Your task: Look through the records and report how many lines include the word "What", with no other words.
START
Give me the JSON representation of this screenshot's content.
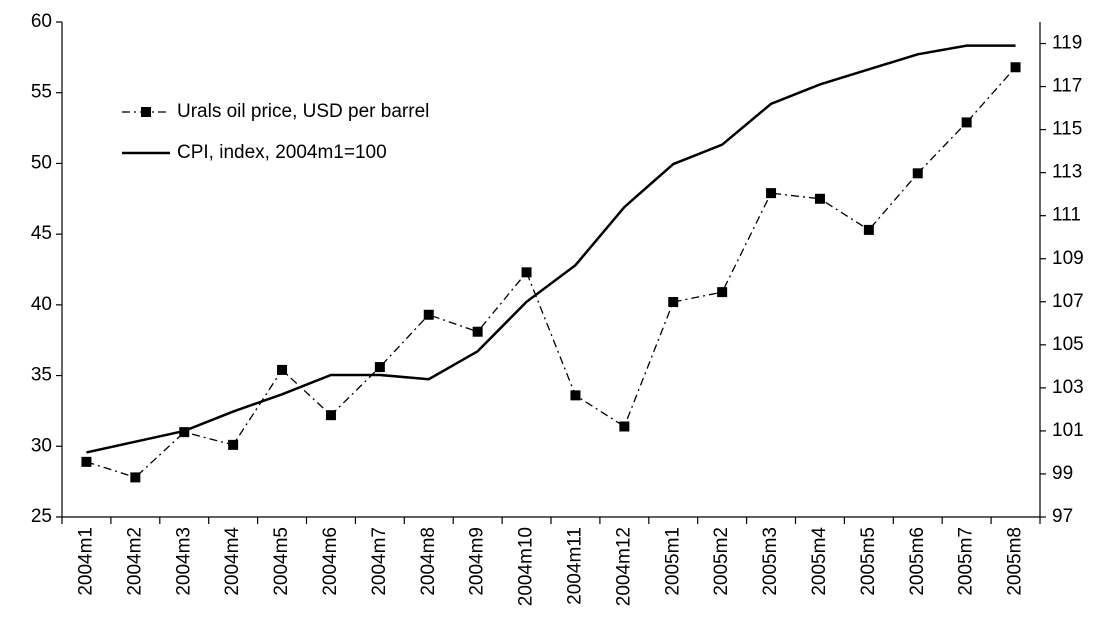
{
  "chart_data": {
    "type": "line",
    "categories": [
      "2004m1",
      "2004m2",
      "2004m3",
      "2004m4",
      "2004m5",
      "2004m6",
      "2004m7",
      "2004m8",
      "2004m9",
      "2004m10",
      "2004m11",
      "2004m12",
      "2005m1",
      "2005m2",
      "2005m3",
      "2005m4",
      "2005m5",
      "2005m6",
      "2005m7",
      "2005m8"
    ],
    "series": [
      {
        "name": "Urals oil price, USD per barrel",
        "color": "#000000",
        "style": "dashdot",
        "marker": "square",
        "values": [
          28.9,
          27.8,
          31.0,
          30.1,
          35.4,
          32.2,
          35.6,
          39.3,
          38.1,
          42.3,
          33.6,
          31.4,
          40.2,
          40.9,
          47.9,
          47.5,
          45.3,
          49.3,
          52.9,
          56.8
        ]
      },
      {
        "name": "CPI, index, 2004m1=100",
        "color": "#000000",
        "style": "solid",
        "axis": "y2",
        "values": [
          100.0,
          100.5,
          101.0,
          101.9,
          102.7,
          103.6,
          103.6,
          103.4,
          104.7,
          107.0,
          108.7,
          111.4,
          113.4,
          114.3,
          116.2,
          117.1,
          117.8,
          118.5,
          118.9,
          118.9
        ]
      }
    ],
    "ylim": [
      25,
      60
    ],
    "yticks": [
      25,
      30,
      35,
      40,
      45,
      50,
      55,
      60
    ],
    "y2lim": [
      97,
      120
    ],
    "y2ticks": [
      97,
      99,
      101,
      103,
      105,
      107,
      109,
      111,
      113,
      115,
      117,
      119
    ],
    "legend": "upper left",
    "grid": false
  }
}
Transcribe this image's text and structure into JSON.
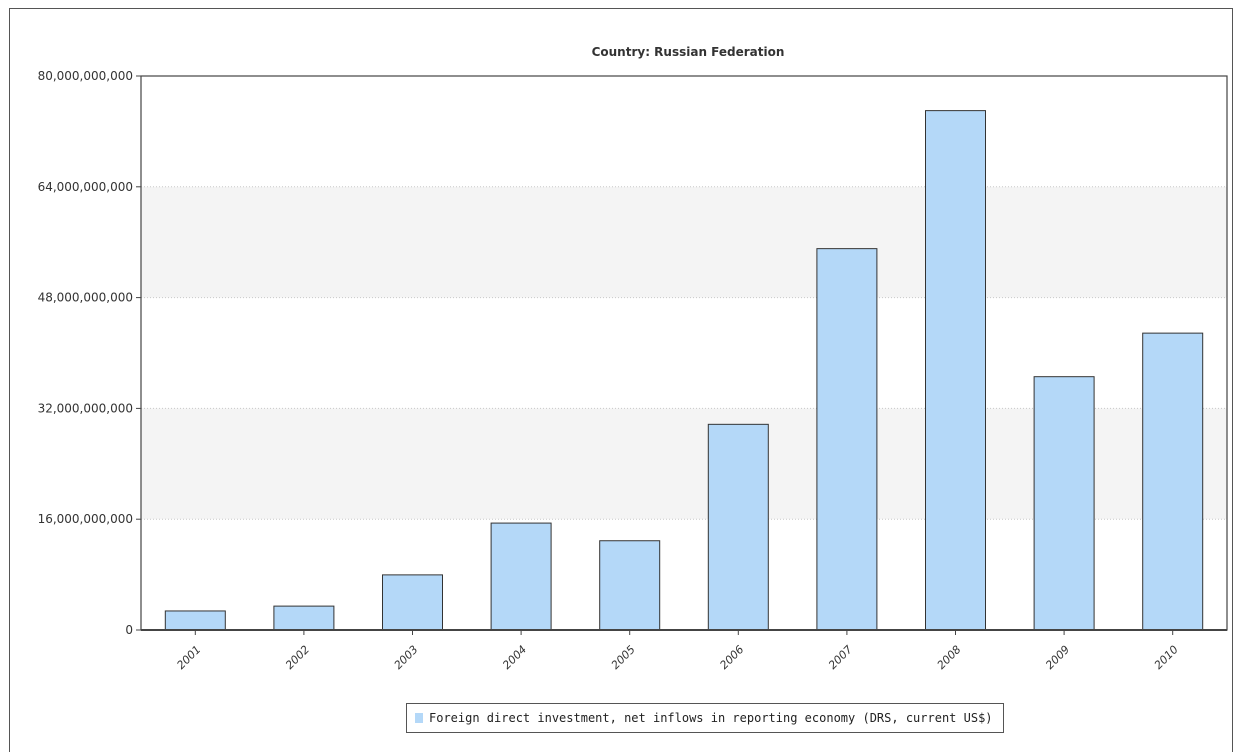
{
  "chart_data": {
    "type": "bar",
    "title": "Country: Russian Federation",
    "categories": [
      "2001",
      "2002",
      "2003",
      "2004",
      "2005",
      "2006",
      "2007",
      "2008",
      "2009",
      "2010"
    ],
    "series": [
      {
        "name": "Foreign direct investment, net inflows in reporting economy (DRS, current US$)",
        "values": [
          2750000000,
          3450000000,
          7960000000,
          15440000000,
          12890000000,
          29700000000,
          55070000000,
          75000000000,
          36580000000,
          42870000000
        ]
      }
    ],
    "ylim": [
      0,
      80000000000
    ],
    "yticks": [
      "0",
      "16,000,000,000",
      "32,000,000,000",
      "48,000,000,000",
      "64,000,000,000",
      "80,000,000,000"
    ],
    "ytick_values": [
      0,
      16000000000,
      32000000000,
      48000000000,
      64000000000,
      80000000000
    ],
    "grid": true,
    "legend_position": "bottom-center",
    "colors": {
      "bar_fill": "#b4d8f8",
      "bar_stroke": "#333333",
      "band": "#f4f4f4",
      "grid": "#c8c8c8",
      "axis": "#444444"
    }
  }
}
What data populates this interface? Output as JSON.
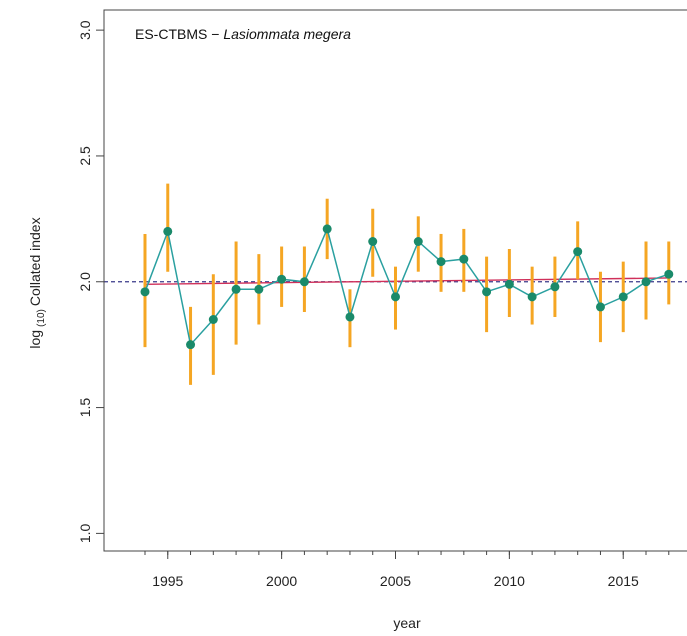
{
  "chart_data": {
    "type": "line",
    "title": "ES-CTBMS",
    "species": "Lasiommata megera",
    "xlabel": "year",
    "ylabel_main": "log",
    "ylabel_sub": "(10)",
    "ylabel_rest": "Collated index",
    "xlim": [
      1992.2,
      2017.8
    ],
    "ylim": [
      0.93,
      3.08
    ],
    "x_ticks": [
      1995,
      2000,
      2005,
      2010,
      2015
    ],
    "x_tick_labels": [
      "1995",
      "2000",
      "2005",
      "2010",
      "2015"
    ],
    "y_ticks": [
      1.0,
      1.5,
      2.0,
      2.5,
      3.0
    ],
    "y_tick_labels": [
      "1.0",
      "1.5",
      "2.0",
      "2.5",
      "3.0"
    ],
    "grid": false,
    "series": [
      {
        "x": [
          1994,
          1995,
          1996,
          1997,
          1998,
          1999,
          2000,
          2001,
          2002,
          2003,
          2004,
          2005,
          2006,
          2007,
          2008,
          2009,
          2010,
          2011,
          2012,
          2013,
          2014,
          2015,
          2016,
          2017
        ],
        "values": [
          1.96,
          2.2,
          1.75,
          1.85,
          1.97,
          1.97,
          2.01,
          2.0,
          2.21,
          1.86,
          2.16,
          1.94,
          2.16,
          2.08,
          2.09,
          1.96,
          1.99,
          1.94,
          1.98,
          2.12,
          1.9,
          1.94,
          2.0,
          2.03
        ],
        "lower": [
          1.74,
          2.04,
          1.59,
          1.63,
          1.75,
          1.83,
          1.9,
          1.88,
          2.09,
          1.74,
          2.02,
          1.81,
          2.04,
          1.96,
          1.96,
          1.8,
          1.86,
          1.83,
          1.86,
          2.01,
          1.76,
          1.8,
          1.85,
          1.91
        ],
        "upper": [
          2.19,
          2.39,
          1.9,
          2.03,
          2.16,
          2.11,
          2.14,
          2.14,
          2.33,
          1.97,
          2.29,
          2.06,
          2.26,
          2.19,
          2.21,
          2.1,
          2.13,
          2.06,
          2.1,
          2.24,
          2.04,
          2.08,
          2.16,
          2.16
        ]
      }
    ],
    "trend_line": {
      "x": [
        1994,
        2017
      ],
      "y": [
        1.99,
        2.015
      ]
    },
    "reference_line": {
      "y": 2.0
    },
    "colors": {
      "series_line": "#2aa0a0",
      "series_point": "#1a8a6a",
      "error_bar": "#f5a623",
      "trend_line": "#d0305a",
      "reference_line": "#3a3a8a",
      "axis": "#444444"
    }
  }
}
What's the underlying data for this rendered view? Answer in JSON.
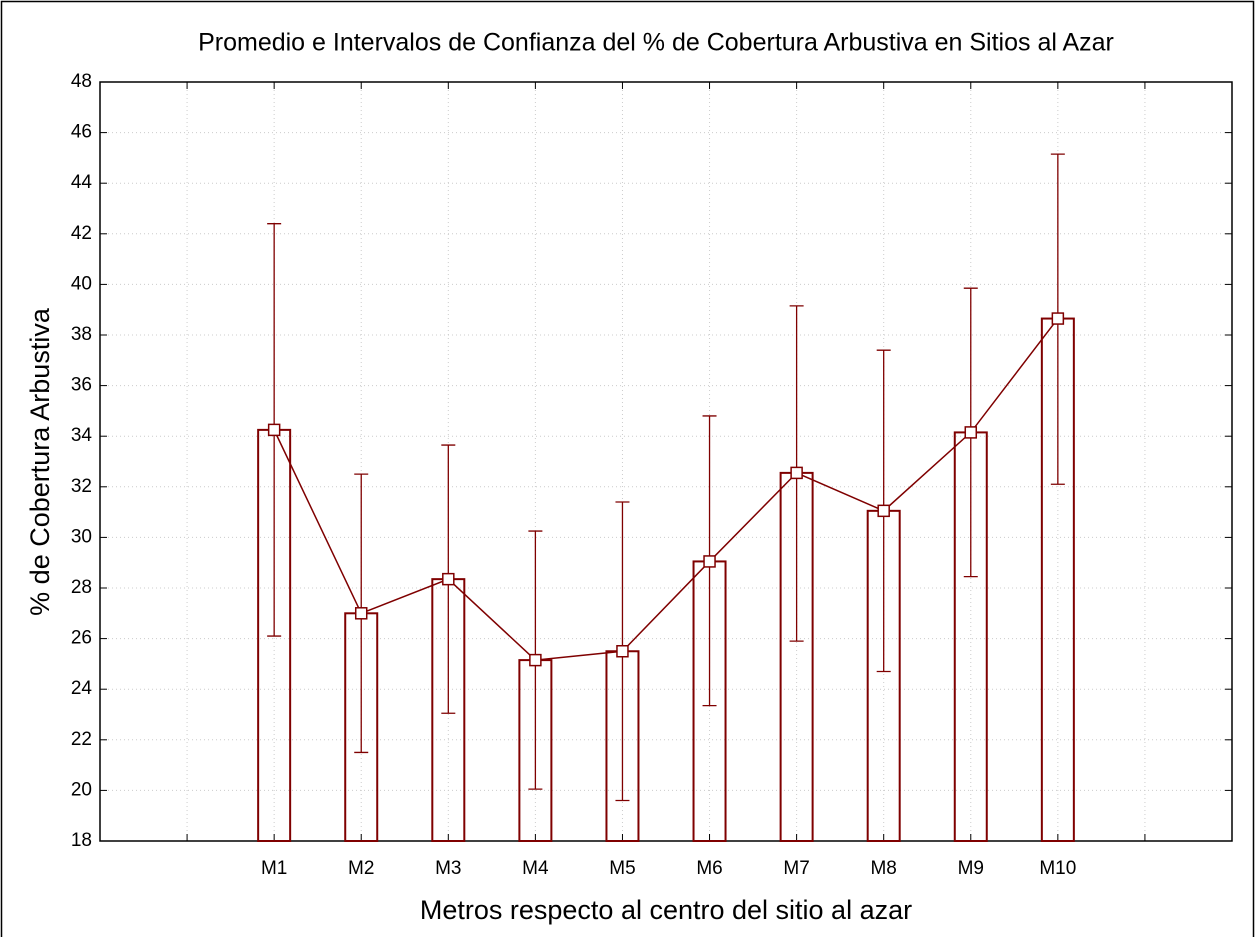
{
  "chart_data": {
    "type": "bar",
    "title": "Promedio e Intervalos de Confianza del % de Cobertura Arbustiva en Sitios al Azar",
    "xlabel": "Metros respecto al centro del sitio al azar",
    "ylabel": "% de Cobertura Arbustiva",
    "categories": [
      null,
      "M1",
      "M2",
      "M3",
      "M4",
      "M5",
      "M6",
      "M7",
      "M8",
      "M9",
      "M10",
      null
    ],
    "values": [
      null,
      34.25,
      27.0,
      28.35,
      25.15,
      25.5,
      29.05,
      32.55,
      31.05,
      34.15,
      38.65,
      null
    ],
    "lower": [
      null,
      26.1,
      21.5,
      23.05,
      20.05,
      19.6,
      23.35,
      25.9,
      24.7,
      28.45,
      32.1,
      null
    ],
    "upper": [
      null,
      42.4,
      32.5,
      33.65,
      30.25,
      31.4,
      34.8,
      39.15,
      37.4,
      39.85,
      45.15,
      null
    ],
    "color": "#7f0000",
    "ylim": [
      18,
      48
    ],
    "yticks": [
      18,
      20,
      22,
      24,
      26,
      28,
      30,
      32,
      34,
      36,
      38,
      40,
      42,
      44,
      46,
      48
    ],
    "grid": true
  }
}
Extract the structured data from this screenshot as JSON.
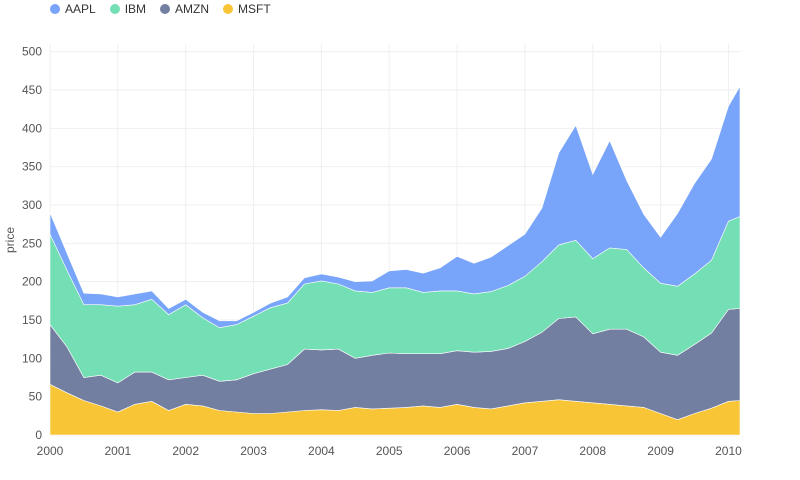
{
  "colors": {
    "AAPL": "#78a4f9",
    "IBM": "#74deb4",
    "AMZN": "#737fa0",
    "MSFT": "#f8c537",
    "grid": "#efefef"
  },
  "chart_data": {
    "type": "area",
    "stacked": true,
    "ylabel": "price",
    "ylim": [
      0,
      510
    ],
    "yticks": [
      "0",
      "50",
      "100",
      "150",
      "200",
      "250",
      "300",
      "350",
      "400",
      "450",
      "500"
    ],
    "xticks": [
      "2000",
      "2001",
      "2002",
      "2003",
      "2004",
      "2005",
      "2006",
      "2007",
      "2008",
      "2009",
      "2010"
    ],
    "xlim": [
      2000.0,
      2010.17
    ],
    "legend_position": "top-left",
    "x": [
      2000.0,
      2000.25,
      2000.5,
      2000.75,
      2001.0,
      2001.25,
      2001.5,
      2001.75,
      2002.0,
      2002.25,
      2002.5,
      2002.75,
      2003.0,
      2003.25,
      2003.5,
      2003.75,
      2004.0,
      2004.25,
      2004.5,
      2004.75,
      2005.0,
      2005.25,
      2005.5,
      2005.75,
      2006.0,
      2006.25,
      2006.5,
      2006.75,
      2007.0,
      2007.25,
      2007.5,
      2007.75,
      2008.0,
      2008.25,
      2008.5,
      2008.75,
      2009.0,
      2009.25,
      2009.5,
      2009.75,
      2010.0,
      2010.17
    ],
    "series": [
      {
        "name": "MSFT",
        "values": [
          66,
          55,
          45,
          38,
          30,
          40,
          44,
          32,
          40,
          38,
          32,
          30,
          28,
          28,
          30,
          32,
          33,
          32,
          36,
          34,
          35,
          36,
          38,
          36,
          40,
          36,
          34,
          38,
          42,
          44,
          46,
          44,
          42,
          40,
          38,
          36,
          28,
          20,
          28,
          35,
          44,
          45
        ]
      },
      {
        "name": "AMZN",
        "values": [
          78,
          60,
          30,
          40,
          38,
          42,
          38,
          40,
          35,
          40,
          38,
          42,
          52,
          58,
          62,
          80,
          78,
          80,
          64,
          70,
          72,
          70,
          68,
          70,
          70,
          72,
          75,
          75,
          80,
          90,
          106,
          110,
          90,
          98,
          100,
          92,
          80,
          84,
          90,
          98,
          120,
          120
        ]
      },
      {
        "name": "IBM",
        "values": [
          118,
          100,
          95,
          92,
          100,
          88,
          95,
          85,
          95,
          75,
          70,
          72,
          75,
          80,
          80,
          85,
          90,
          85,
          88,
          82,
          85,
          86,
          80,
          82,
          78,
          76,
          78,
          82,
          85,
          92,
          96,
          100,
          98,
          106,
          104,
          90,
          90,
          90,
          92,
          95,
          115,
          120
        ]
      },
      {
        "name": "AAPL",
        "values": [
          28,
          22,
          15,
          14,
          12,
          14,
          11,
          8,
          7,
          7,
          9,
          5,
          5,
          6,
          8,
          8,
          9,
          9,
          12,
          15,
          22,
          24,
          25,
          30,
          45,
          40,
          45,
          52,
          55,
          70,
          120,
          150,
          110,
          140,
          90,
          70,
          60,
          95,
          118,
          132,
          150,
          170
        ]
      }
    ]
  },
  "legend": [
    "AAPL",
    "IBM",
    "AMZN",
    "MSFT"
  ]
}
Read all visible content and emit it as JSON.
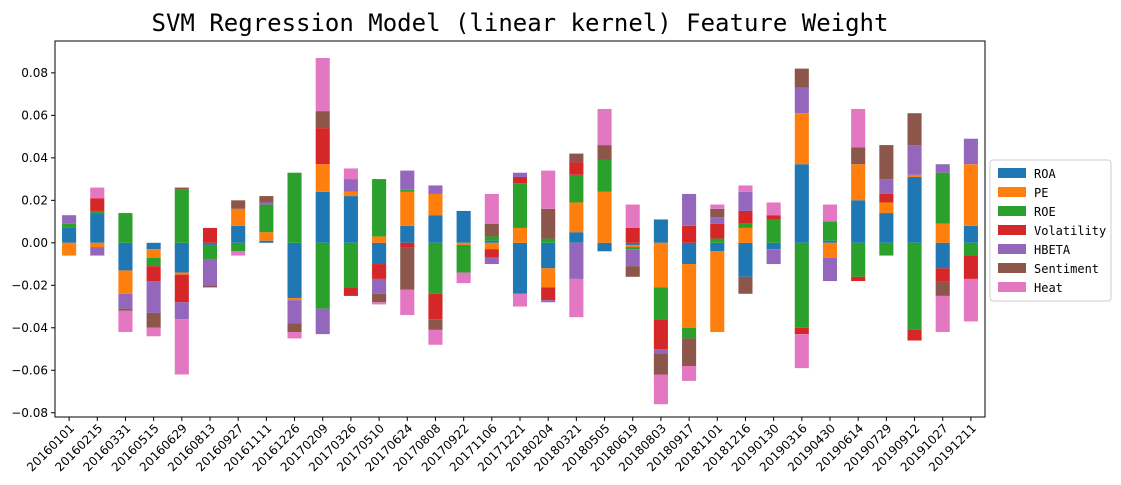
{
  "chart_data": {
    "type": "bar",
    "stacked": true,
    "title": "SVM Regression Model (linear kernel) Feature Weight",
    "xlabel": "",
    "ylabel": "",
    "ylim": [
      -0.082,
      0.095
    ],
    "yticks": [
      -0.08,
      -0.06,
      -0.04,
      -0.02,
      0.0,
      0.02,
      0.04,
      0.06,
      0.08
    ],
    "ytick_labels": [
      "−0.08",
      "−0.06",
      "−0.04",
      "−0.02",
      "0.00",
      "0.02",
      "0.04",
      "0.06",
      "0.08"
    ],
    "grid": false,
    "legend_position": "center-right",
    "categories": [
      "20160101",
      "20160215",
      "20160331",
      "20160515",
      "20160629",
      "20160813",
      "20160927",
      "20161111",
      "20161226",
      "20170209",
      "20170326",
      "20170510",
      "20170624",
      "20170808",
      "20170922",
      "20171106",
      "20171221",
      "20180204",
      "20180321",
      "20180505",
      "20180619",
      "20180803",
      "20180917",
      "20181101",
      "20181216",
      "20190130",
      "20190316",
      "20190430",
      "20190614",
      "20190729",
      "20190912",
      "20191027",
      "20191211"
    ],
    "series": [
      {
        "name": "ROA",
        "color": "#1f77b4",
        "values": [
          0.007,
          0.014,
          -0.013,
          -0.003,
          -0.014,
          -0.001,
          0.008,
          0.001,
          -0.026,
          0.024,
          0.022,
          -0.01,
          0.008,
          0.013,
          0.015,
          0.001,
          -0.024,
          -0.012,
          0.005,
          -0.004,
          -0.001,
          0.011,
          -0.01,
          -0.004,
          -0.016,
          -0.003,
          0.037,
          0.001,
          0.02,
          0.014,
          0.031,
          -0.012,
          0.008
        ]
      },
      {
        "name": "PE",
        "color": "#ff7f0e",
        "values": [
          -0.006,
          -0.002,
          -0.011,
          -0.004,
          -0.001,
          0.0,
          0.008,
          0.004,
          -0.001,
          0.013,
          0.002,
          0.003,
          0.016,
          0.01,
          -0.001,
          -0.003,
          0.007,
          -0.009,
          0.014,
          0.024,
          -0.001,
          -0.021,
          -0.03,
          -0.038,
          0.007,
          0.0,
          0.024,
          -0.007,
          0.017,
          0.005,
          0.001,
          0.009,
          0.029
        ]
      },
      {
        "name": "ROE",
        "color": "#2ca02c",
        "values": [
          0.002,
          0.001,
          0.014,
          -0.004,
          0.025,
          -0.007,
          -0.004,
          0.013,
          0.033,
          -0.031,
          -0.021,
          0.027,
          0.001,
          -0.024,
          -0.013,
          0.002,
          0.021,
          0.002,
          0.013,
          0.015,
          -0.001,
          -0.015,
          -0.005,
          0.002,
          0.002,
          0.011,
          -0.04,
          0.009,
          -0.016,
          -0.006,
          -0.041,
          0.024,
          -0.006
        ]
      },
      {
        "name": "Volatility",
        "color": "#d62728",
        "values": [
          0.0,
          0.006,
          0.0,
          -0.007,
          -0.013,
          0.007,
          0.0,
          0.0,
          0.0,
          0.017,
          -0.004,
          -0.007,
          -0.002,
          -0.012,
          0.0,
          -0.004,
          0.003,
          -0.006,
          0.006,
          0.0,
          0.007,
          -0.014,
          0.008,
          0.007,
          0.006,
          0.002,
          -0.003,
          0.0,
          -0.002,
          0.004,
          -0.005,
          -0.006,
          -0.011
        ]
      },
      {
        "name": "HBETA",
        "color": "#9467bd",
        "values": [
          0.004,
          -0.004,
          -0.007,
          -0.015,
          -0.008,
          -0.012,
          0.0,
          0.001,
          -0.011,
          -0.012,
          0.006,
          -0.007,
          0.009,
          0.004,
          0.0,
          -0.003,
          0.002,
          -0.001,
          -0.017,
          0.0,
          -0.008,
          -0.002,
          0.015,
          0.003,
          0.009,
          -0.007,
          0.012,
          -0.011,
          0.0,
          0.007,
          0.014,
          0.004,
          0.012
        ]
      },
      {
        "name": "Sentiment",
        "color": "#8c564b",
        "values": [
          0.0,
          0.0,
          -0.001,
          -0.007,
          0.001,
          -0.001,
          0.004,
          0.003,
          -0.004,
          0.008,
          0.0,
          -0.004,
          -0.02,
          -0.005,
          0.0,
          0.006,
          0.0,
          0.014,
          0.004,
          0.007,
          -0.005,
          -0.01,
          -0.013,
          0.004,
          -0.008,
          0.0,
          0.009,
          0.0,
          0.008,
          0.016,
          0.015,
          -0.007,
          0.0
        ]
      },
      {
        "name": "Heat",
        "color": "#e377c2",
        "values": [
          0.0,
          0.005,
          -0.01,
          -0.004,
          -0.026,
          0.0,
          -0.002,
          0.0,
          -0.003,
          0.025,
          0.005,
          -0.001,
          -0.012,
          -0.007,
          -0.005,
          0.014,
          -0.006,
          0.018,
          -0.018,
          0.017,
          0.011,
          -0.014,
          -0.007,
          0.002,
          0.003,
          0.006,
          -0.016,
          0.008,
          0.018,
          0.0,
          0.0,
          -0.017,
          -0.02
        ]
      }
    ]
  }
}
END
Solution: 2